----- INFORMATION SUPPLIED -----
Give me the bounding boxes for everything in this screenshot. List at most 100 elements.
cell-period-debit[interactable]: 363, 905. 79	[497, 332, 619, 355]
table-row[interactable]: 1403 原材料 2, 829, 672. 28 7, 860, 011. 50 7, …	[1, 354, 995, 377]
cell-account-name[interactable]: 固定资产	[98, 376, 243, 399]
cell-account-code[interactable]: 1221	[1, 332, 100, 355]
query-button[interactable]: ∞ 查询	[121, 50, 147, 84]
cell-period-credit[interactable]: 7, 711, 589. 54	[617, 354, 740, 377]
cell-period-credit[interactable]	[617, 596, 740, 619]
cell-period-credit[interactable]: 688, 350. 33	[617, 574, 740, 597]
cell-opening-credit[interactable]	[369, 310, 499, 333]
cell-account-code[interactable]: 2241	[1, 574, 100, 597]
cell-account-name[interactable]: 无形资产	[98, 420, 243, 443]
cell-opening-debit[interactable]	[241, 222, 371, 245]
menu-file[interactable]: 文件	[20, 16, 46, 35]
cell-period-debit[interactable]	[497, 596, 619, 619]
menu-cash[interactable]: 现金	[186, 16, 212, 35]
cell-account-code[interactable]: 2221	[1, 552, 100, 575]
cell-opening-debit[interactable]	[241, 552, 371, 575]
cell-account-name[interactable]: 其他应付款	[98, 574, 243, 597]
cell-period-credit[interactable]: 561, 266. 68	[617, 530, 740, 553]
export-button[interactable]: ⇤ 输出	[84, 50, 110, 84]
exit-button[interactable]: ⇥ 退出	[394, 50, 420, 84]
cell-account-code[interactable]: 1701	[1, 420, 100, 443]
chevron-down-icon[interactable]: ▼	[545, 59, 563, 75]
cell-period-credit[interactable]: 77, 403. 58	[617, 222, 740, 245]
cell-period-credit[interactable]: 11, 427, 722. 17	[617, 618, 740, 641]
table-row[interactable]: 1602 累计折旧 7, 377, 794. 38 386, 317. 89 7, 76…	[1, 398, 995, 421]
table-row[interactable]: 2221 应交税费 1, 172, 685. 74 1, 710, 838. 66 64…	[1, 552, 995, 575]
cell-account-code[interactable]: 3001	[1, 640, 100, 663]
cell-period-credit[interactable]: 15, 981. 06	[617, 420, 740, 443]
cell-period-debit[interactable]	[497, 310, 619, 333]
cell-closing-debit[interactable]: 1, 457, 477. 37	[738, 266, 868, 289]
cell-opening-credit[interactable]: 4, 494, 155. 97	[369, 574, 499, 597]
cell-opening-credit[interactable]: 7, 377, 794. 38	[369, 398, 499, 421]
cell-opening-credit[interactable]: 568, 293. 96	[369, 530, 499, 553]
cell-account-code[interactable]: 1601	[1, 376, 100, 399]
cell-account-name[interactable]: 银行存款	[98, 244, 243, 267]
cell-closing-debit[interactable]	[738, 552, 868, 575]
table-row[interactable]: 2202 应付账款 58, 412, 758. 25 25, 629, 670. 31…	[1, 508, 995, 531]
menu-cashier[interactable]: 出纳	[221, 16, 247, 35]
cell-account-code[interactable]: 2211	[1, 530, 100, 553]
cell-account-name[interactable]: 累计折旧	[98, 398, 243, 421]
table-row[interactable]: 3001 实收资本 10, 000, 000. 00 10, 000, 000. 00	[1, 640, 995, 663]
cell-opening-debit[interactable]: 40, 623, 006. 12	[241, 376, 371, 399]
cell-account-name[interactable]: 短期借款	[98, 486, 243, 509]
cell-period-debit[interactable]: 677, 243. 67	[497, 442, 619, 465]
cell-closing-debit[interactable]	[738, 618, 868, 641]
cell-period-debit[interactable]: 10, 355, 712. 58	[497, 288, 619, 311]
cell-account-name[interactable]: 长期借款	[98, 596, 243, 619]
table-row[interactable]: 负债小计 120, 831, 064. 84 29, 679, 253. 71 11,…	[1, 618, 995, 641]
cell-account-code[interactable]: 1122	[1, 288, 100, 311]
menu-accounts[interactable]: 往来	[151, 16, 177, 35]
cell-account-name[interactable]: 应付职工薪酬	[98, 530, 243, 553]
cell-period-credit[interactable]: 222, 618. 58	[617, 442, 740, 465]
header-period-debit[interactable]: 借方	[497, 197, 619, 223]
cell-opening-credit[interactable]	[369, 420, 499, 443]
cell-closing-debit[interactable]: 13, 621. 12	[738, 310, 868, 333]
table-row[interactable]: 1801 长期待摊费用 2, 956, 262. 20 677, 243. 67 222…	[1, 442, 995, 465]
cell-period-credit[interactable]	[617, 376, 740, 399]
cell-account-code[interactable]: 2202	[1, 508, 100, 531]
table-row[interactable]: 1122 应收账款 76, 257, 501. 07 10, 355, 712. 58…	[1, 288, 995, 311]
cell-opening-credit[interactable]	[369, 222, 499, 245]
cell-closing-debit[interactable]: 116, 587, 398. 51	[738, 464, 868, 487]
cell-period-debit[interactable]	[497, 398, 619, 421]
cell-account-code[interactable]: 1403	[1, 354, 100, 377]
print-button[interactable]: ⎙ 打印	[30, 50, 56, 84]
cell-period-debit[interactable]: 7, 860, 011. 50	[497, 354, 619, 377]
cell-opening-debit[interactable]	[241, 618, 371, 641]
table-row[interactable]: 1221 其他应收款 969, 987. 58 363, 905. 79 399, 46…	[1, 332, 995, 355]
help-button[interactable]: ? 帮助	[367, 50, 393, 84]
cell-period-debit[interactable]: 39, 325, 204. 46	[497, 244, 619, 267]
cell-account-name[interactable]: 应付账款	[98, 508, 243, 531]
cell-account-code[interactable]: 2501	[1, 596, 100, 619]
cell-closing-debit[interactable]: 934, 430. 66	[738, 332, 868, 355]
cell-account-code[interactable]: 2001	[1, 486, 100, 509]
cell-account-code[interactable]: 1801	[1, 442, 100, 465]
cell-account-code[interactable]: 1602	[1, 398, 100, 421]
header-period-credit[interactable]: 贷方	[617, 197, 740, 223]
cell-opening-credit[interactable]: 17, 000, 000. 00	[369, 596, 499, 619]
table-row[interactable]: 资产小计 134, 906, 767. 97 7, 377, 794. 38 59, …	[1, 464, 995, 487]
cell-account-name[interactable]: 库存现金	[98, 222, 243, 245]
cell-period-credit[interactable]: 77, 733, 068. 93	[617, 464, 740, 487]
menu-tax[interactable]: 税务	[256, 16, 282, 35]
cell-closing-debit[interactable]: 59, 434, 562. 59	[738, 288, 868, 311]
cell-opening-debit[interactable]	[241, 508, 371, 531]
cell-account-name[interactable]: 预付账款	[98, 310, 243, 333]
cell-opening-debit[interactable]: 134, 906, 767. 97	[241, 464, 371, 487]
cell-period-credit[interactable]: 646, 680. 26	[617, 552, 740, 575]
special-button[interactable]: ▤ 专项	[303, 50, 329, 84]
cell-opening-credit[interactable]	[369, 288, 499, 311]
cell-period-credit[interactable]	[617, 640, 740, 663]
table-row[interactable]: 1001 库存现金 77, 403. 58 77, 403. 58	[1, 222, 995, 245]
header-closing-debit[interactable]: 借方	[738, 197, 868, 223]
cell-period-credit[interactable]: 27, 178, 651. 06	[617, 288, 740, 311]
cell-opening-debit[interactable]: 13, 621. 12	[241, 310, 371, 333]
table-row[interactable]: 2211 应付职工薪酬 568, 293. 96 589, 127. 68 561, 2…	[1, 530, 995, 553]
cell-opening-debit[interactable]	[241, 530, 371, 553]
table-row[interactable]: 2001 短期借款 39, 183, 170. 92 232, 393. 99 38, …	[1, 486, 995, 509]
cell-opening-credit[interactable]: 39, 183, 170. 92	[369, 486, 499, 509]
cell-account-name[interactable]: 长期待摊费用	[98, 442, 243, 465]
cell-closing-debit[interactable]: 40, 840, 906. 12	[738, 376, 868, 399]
-----
PROBLEM
Update the records from the start through the line containing "cell-period-credit[interactable]: 561, 266.", changing "cell-account-name" to "cell-account-title" and leaving everything else unchanged.

SOLUTION TO THIS EXERCISE
Give me the bounding boxes for everything in this screenshot. List at most 100 elements.
cell-period-debit[interactable]: 363, 905. 79	[497, 332, 619, 355]
table-row[interactable]: 1403 原材料 2, 829, 672. 28 7, 860, 011. 50 7, …	[1, 354, 995, 377]
cell-account-title[interactable]: 固定资产	[98, 376, 243, 399]
cell-account-code[interactable]: 1221	[1, 332, 100, 355]
query-button[interactable]: ∞ 查询	[121, 50, 147, 84]
cell-period-credit[interactable]: 7, 711, 589. 54	[617, 354, 740, 377]
cell-period-credit[interactable]	[617, 596, 740, 619]
cell-period-credit[interactable]: 688, 350. 33	[617, 574, 740, 597]
cell-opening-credit[interactable]	[369, 310, 499, 333]
cell-account-code[interactable]: 2241	[1, 574, 100, 597]
cell-account-title[interactable]: 无形资产	[98, 420, 243, 443]
cell-opening-debit[interactable]	[241, 222, 371, 245]
menu-file[interactable]: 文件	[20, 16, 46, 35]
cell-period-debit[interactable]	[497, 596, 619, 619]
menu-cash[interactable]: 现金	[186, 16, 212, 35]
cell-account-code[interactable]: 2221	[1, 552, 100, 575]
cell-opening-debit[interactable]	[241, 552, 371, 575]
cell-account-title[interactable]: 其他应付款	[98, 574, 243, 597]
cell-period-credit[interactable]: 561, 266. 68	[617, 530, 740, 553]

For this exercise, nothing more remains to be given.